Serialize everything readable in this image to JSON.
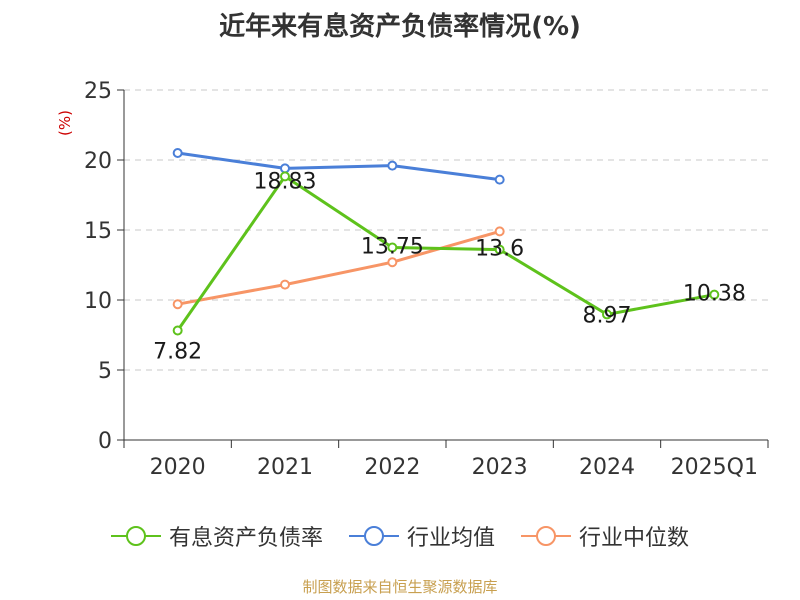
{
  "title": "近年来有息资产负债率情况(%)",
  "unit_label": "(%)",
  "footer": "制图数据来自恒生聚源数据库",
  "colors": {
    "debt_ratio": "#5ec21c",
    "industry_mean": "#4a7fd8",
    "industry_median": "#f79566",
    "grid": "#c8c8c8",
    "axis": "#333333",
    "unit": "#cc0000",
    "footer": "#c8a050"
  },
  "chart_data": {
    "type": "line",
    "title": "近年来有息资产负债率情况(%)",
    "xlabel": "",
    "ylabel": "(%)",
    "categories": [
      "2020",
      "2021",
      "2022",
      "2023",
      "2024",
      "2025Q1"
    ],
    "ylim": [
      0,
      25
    ],
    "yticks": [
      0,
      5,
      10,
      15,
      20,
      25
    ],
    "grid": "horizontal dashed",
    "legend_position": "bottom",
    "series": [
      {
        "name": "有息资产负债率",
        "color": "#5ec21c",
        "values": [
          7.82,
          18.83,
          13.75,
          13.6,
          8.97,
          10.38
        ],
        "labels": [
          "7.82",
          "18.83",
          "13.75",
          "13.6",
          "8.97",
          "10.38"
        ]
      },
      {
        "name": "行业均值",
        "color": "#4a7fd8",
        "values": [
          20.5,
          19.4,
          19.6,
          18.6,
          null,
          null
        ]
      },
      {
        "name": "行业中位数",
        "color": "#f79566",
        "values": [
          9.7,
          11.1,
          12.7,
          14.9,
          null,
          null
        ]
      }
    ]
  }
}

YOUR GOAL> Output the records above exactly; leave out the pictures.

EXERCISE OUTPUT>
Serialize everything readable in this image to JSON.
{
  "title": "近年来有息资产负债率情况(%)",
  "unit_label": "(%)",
  "footer": "制图数据来自恒生聚源数据库",
  "colors": {
    "debt_ratio": "#5ec21c",
    "industry_mean": "#4a7fd8",
    "industry_median": "#f79566",
    "grid": "#c8c8c8",
    "axis": "#333333",
    "unit": "#cc0000",
    "footer": "#c8a050"
  },
  "chart_data": {
    "type": "line",
    "title": "近年来有息资产负债率情况(%)",
    "xlabel": "",
    "ylabel": "(%)",
    "categories": [
      "2020",
      "2021",
      "2022",
      "2023",
      "2024",
      "2025Q1"
    ],
    "ylim": [
      0,
      25
    ],
    "yticks": [
      0,
      5,
      10,
      15,
      20,
      25
    ],
    "grid": "horizontal dashed",
    "legend_position": "bottom",
    "series": [
      {
        "name": "有息资产负债率",
        "color": "#5ec21c",
        "values": [
          7.82,
          18.83,
          13.75,
          13.6,
          8.97,
          10.38
        ],
        "labels": [
          "7.82",
          "18.83",
          "13.75",
          "13.6",
          "8.97",
          "10.38"
        ]
      },
      {
        "name": "行业均值",
        "color": "#4a7fd8",
        "values": [
          20.5,
          19.4,
          19.6,
          18.6,
          null,
          null
        ]
      },
      {
        "name": "行业中位数",
        "color": "#f79566",
        "values": [
          9.7,
          11.1,
          12.7,
          14.9,
          null,
          null
        ]
      }
    ]
  }
}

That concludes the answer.